Start of RECORDS FOR THE EXERCISE

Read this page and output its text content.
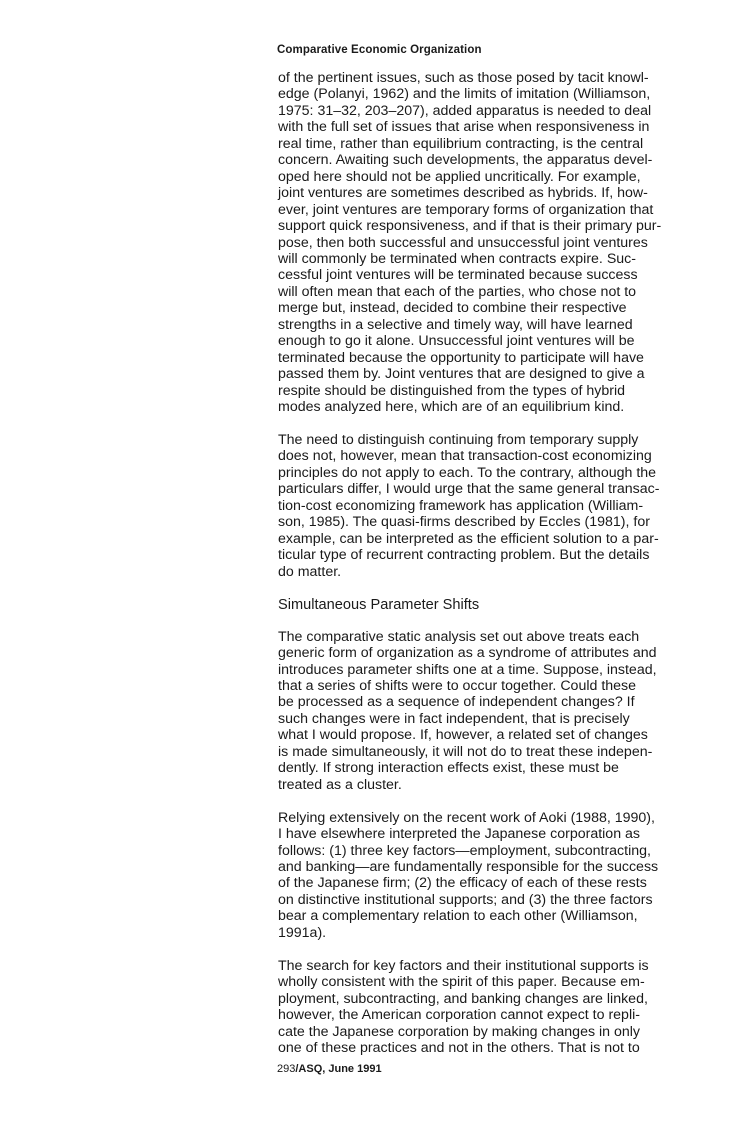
Comparative Economic Organization

of the pertinent issues, such as those posed by tacit knowl-
edge (Polanyi, 1962) and the limits of imitation (Williamson,
1975: 31–32, 203–207), added apparatus is needed to deal
with the full set of issues that arise when responsiveness in
real time, rather than equilibrium contracting, is the central
concern. Awaiting such developments, the apparatus devel-
oped here should not be applied uncritically. For example,
joint ventures are sometimes described as hybrids. If, how-
ever, joint ventures are temporary forms of organization that
support quick responsiveness, and if that is their primary pur-
pose, then both successful and unsuccessful joint ventures
will commonly be terminated when contracts expire. Suc-
cessful joint ventures will be terminated because success
will often mean that each of the parties, who chose not to
merge but, instead, decided to combine their respective
strengths in a selective and timely way, will have learned
enough to go it alone. Unsuccessful joint ventures will be
terminated because the opportunity to participate will have
passed them by. Joint ventures that are designed to give a
respite should be distinguished from the types of hybrid
modes analyzed here, which are of an equilibrium kind.

The need to distinguish continuing from temporary supply
does not, however, mean that transaction-cost economizing
principles do not apply to each. To the contrary, although the
particulars differ, I would urge that the same general transac-
tion-cost economizing framework has application (William-
son, 1985). The quasi-firms described by Eccles (1981), for
example, can be interpreted as the efficient solution to a par-
ticular type of recurrent contracting problem. But the details
do matter.

Simultaneous Parameter Shifts

The comparative static analysis set out above treats each
generic form of organization as a syndrome of attributes and
introduces parameter shifts one at a time. Suppose, instead,
that a series of shifts were to occur together. Could these
be processed as a sequence of independent changes? If
such changes were in fact independent, that is precisely
what I would propose. If, however, a related set of changes
is made simultaneously, it will not do to treat these indepen-
dently. If strong interaction effects exist, these must be
treated as a cluster.

Relying extensively on the recent work of Aoki (1988, 1990),
I have elsewhere interpreted the Japanese corporation as
follows: (1) three key factors—employment, subcontracting,
and banking—are fundamentally responsible for the success
of the Japanese firm; (2) the efficacy of each of these rests
on distinctive institutional supports; and (3) the three factors
bear a complementary relation to each other (Williamson,
1991a).

The search for key factors and their institutional supports is
wholly consistent with the spirit of this paper. Because em-
ployment, subcontracting, and banking changes are linked,
however, the American corporation cannot expect to repli-
cate the Japanese corporation by making changes in only
one of these practices and not in the others. That is not to

293/ASQ, June 1991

End of RECORDS FOR THE EXERCISE

• **PROBLEM**
Return to the listing above and set it down exactly, leaving out its pictures.

• **CORRECT ANSWER**
Read this page and output its text content.
Comparative Economic Organization

of the pertinent issues, such as those posed by tacit knowl-
edge (Polanyi, 1962) and the limits of imitation (Williamson,
1975: 31–32, 203–207), added apparatus is needed to deal
with the full set of issues that arise when responsiveness in
real time, rather than equilibrium contracting, is the central
concern. Awaiting such developments, the apparatus devel-
oped here should not be applied uncritically. For example,
joint ventures are sometimes described as hybrids. If, how-
ever, joint ventures are temporary forms of organization that
support quick responsiveness, and if that is their primary pur-
pose, then both successful and unsuccessful joint ventures
will commonly be terminated when contracts expire. Suc-
cessful joint ventures will be terminated because success
will often mean that each of the parties, who chose not to
merge but, instead, decided to combine their respective
strengths in a selective and timely way, will have learned
enough to go it alone. Unsuccessful joint ventures will be
terminated because the opportunity to participate will have
passed them by. Joint ventures that are designed to give a
respite should be distinguished from the types of hybrid
modes analyzed here, which are of an equilibrium kind.

The need to distinguish continuing from temporary supply
does not, however, mean that transaction-cost economizing
principles do not apply to each. To the contrary, although the
particulars differ, I would urge that the same general transac-
tion-cost economizing framework has application (William-
son, 1985). The quasi-firms described by Eccles (1981), for
example, can be interpreted as the efficient solution to a par-
ticular type of recurrent contracting problem. But the details
do matter.

Simultaneous Parameter Shifts

The comparative static analysis set out above treats each
generic form of organization as a syndrome of attributes and
introduces parameter shifts one at a time. Suppose, instead,
that a series of shifts were to occur together. Could these
be processed as a sequence of independent changes? If
such changes were in fact independent, that is precisely
what I would propose. If, however, a related set of changes
is made simultaneously, it will not do to treat these indepen-
dently. If strong interaction effects exist, these must be
treated as a cluster.

Relying extensively on the recent work of Aoki (1988, 1990),
I have elsewhere interpreted the Japanese corporation as
follows: (1) three key factors—employment, subcontracting,
and banking—are fundamentally responsible for the success
of the Japanese firm; (2) the efficacy of each of these rests
on distinctive institutional supports; and (3) the three factors
bear a complementary relation to each other (Williamson,
1991a).

The search for key factors and their institutional supports is
wholly consistent with the spirit of this paper. Because em-
ployment, subcontracting, and banking changes are linked,
however, the American corporation cannot expect to repli-
cate the Japanese corporation by making changes in only
one of these practices and not in the others. That is not to

293/ASQ, June 1991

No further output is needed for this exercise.